== ITEMS ==

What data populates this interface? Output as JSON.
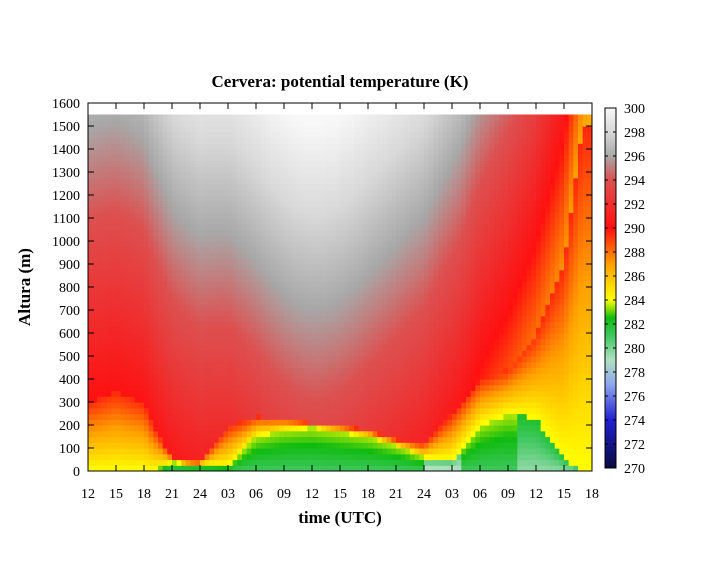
{
  "chart_data": {
    "type": "heatmap",
    "title": "Cervera: potential temperature (K)",
    "xlabel": "time (UTC)",
    "ylabel": "Altura (m)",
    "x_tick_labels": [
      "12",
      "15",
      "18",
      "21",
      "24",
      "03",
      "06",
      "09",
      "12",
      "15",
      "18",
      "21",
      "24",
      "03",
      "06",
      "09",
      "12",
      "15",
      "18"
    ],
    "x_range_hours": [
      0,
      54
    ],
    "y_ticks": [
      0,
      100,
      200,
      300,
      400,
      500,
      600,
      700,
      800,
      900,
      1000,
      1100,
      1200,
      1300,
      1400,
      1500,
      1600
    ],
    "ylim": [
      0,
      1600
    ],
    "data_top_m": 1550,
    "colorbar": {
      "ticks": [
        270,
        272,
        274,
        276,
        278,
        280,
        282,
        284,
        286,
        288,
        290,
        292,
        294,
        296,
        298,
        300
      ],
      "range": [
        270,
        300
      ],
      "colors": [
        {
          "value": 270,
          "color": "#0a0a40"
        },
        {
          "value": 274,
          "color": "#2020d0"
        },
        {
          "value": 277,
          "color": "#90a8ee"
        },
        {
          "value": 279,
          "color": "#b0e0c0"
        },
        {
          "value": 281,
          "color": "#40c860"
        },
        {
          "value": 282.5,
          "color": "#10bb10"
        },
        {
          "value": 284,
          "color": "#ffff00"
        },
        {
          "value": 287,
          "color": "#ffa000"
        },
        {
          "value": 290,
          "color": "#ff1010"
        },
        {
          "value": 294,
          "color": "#dd5050"
        },
        {
          "value": 296,
          "color": "#a8a8a8"
        },
        {
          "value": 298,
          "color": "#d8d8d8"
        },
        {
          "value": 300,
          "color": "#f8f8f8"
        }
      ]
    },
    "boundary_layer_height_m": {
      "hours": [
        0,
        3,
        6,
        7,
        9,
        10,
        12,
        15,
        18,
        21,
        24,
        27,
        30,
        33,
        36,
        39,
        42,
        45,
        48,
        51,
        53
      ],
      "values": [
        300,
        350,
        300,
        200,
        60,
        40,
        40,
        200,
        240,
        230,
        210,
        200,
        180,
        140,
        120,
        250,
        400,
        450,
        600,
        900,
        1500
      ]
    },
    "stable_layer_top_m": {
      "hours": [
        0,
        3,
        6,
        7,
        9,
        12,
        15,
        18,
        21,
        24,
        27,
        30,
        33,
        36,
        39,
        42,
        45,
        48,
        51,
        53
      ],
      "values": [
        0,
        0,
        0,
        0,
        40,
        30,
        20,
        150,
        180,
        190,
        170,
        150,
        110,
        60,
        50,
        200,
        250,
        230,
        60,
        0
      ]
    }
  }
}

===

▶ [EXERCISE GOAL]:
Print the entries above exactly, taking out only the pictures.

▶ [EXERCISE RESPONSE]:
What data populates this interface? Output as JSON.
{
  "chart_data": {
    "type": "heatmap",
    "title": "Cervera: potential temperature (K)",
    "xlabel": "time (UTC)",
    "ylabel": "Altura (m)",
    "x_tick_labels": [
      "12",
      "15",
      "18",
      "21",
      "24",
      "03",
      "06",
      "09",
      "12",
      "15",
      "18",
      "21",
      "24",
      "03",
      "06",
      "09",
      "12",
      "15",
      "18"
    ],
    "x_range_hours": [
      0,
      54
    ],
    "y_ticks": [
      0,
      100,
      200,
      300,
      400,
      500,
      600,
      700,
      800,
      900,
      1000,
      1100,
      1200,
      1300,
      1400,
      1500,
      1600
    ],
    "ylim": [
      0,
      1600
    ],
    "data_top_m": 1550,
    "colorbar": {
      "ticks": [
        270,
        272,
        274,
        276,
        278,
        280,
        282,
        284,
        286,
        288,
        290,
        292,
        294,
        296,
        298,
        300
      ],
      "range": [
        270,
        300
      ],
      "colors": [
        {
          "value": 270,
          "color": "#0a0a40"
        },
        {
          "value": 274,
          "color": "#2020d0"
        },
        {
          "value": 277,
          "color": "#90a8ee"
        },
        {
          "value": 279,
          "color": "#b0e0c0"
        },
        {
          "value": 281,
          "color": "#40c860"
        },
        {
          "value": 282.5,
          "color": "#10bb10"
        },
        {
          "value": 284,
          "color": "#ffff00"
        },
        {
          "value": 287,
          "color": "#ffa000"
        },
        {
          "value": 290,
          "color": "#ff1010"
        },
        {
          "value": 294,
          "color": "#dd5050"
        },
        {
          "value": 296,
          "color": "#a8a8a8"
        },
        {
          "value": 298,
          "color": "#d8d8d8"
        },
        {
          "value": 300,
          "color": "#f8f8f8"
        }
      ]
    },
    "boundary_layer_height_m": {
      "hours": [
        0,
        3,
        6,
        7,
        9,
        10,
        12,
        15,
        18,
        21,
        24,
        27,
        30,
        33,
        36,
        39,
        42,
        45,
        48,
        51,
        53
      ],
      "values": [
        300,
        350,
        300,
        200,
        60,
        40,
        40,
        200,
        240,
        230,
        210,
        200,
        180,
        140,
        120,
        250,
        400,
        450,
        600,
        900,
        1500
      ]
    },
    "stable_layer_top_m": {
      "hours": [
        0,
        3,
        6,
        7,
        9,
        12,
        15,
        18,
        21,
        24,
        27,
        30,
        33,
        36,
        39,
        42,
        45,
        48,
        51,
        53
      ],
      "values": [
        0,
        0,
        0,
        0,
        40,
        30,
        20,
        150,
        180,
        190,
        170,
        150,
        110,
        60,
        50,
        200,
        250,
        230,
        60,
        0
      ]
    }
  }
}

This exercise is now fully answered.